**Your objective:** Set down the full listing exactly, character for character.

**Material to process:**
===

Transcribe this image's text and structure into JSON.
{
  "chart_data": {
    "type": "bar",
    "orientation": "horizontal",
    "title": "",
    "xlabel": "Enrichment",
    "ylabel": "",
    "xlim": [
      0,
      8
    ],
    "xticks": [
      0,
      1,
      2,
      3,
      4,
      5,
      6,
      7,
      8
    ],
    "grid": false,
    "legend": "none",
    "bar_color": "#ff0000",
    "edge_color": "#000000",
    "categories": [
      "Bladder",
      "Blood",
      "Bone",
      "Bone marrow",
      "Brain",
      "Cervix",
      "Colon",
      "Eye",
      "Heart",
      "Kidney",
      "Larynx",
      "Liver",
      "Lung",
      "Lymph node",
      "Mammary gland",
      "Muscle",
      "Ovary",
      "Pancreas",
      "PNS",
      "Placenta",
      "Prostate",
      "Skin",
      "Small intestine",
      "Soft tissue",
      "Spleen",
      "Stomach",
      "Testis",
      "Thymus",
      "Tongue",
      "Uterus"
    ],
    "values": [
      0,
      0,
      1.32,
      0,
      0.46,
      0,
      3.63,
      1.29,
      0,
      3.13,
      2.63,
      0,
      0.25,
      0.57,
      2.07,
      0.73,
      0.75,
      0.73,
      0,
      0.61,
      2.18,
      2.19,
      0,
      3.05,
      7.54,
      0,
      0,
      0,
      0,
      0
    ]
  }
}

===

**Response:**
Transcribe this image's text and structure into JSON.
{
  "chart_data": {
    "type": "bar",
    "orientation": "horizontal",
    "title": "",
    "xlabel": "Enrichment",
    "ylabel": "",
    "xlim": [
      0,
      8
    ],
    "xticks": [
      0,
      1,
      2,
      3,
      4,
      5,
      6,
      7,
      8
    ],
    "grid": false,
    "legend": "none",
    "bar_color": "#ff0000",
    "edge_color": "#000000",
    "categories": [
      "Bladder",
      "Blood",
      "Bone",
      "Bone marrow",
      "Brain",
      "Cervix",
      "Colon",
      "Eye",
      "Heart",
      "Kidney",
      "Larynx",
      "Liver",
      "Lung",
      "Lymph node",
      "Mammary gland",
      "Muscle",
      "Ovary",
      "Pancreas",
      "PNS",
      "Placenta",
      "Prostate",
      "Skin",
      "Small intestine",
      "Soft tissue",
      "Spleen",
      "Stomach",
      "Testis",
      "Thymus",
      "Tongue",
      "Uterus"
    ],
    "values": [
      0,
      0,
      1.32,
      0,
      0.46,
      0,
      3.63,
      1.29,
      0,
      3.13,
      2.63,
      0,
      0.25,
      0.57,
      2.07,
      0.73,
      0.75,
      0.73,
      0,
      0.61,
      2.18,
      2.19,
      0,
      3.05,
      7.54,
      0,
      0,
      0,
      0,
      0
    ]
  }
}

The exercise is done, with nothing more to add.